Provided information:
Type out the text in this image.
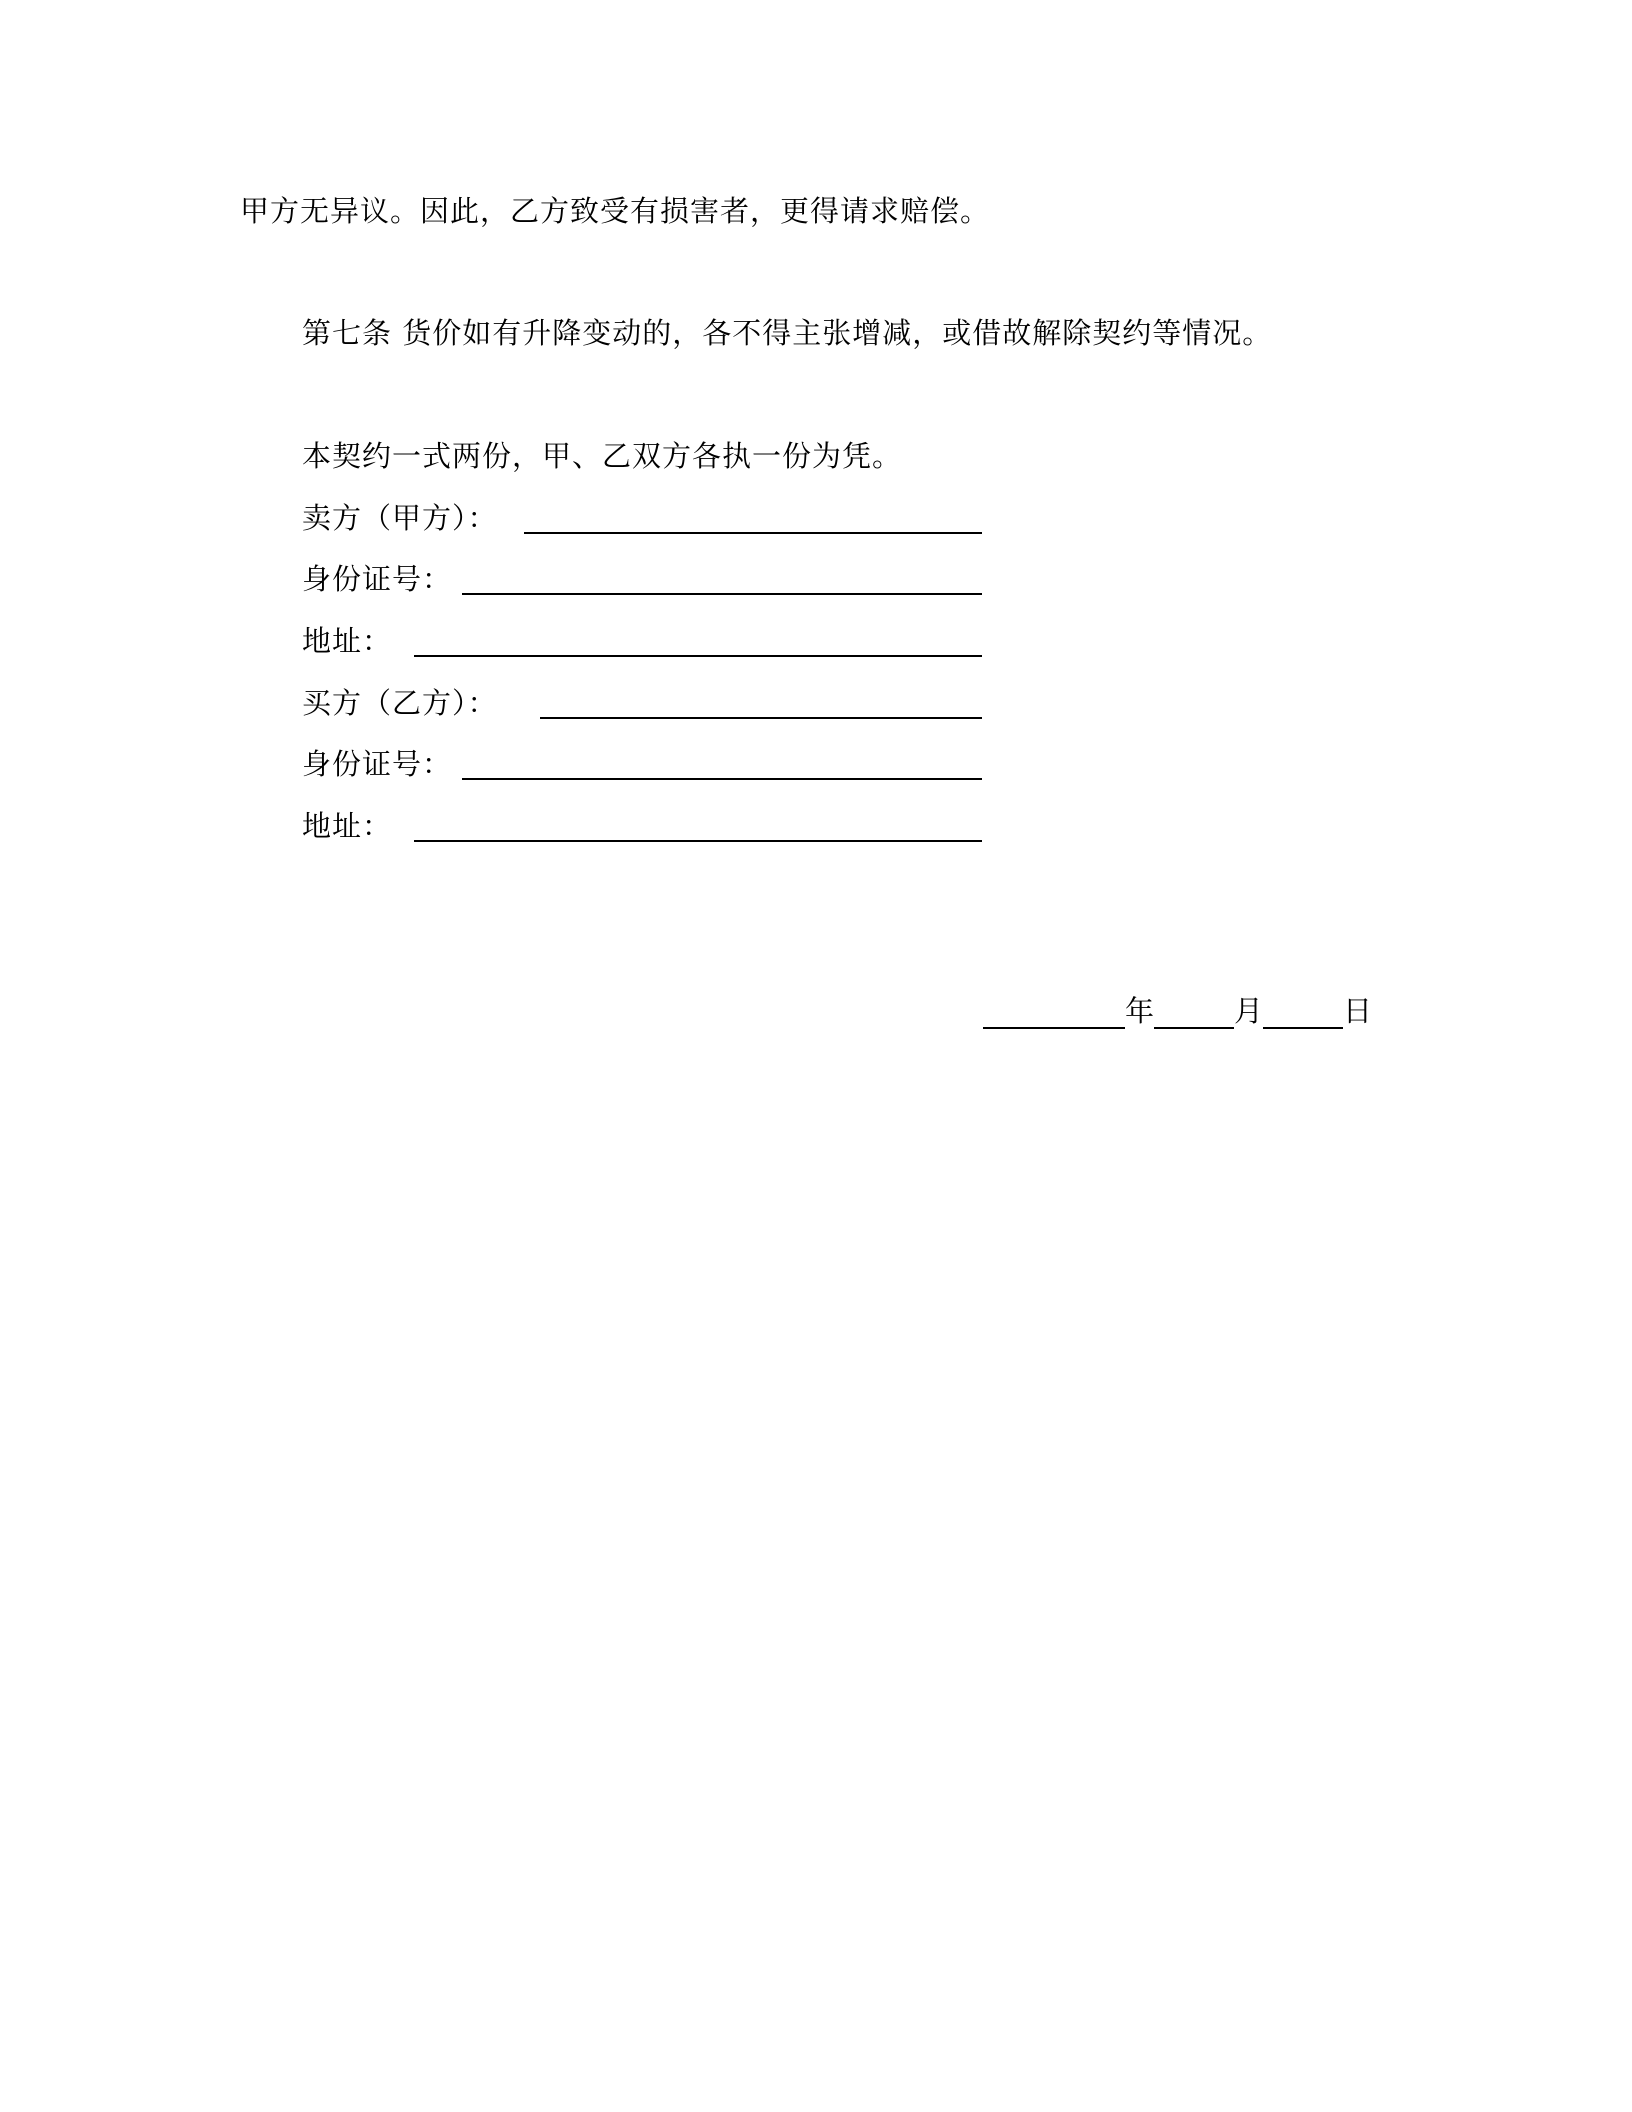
甲方无异议。因此，乙方致受有损害者，更得请求赔偿。
第七条 货价如有升降变动的，各不得主张增减，或借故解除契约等情况。
本契约一式两份，甲、乙双方各执一份为凭。
卖方（甲方）：
身份证号：
地址：
买方（乙方）：
身份证号：
地址：
年	月	日
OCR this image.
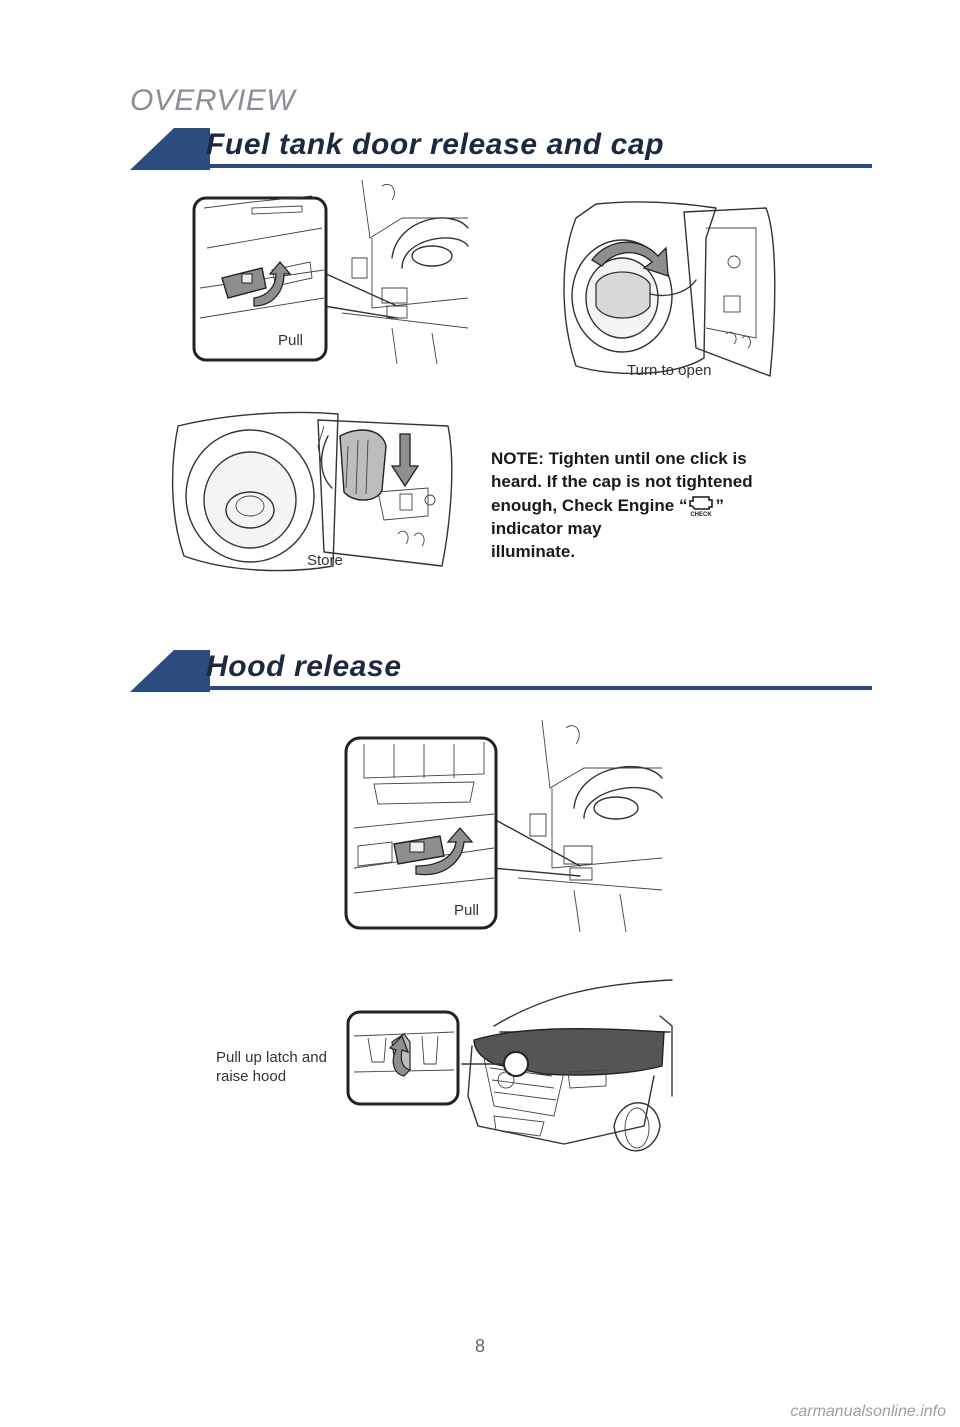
OVERVIEW
Fuel tank door release and cap
Pull
Turn to open
Store
NOTE: Tighten until one click is
heard. If the cap is not tightened
enough, Check Engine “ CHECK ”
indicator may
illuminate.
Hood release
Pull
Pull up latch and
raise hood
8
carmanualsonline.info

What you need to do: All the records above need to be given again word for word. Skip the pictures.

Exercise result:
Type out the text in this image.
甲方无异议。因此，乙方致受有损害者，更得请求赔偿。
第七条 货价如有升降变动的，各不得主张增减，或借故解除契约等情况。
本契约一式两份，甲、乙双方各执一份为凭。
卖方（甲方）：
身份证号：
地址：
买方（乙方）：
身份证号：
地址：
年	月	日
OCR this image.
OVERVIEW
Fuel tank door release and cap
Pull
Turn to open
Store
NOTE: Tighten until one click is
heard. If the cap is not tightened
enough, Check Engine “ CHECK ”
indicator may
illuminate.
Hood release
Pull
Pull up latch and
raise hood
8
carmanualsonline.info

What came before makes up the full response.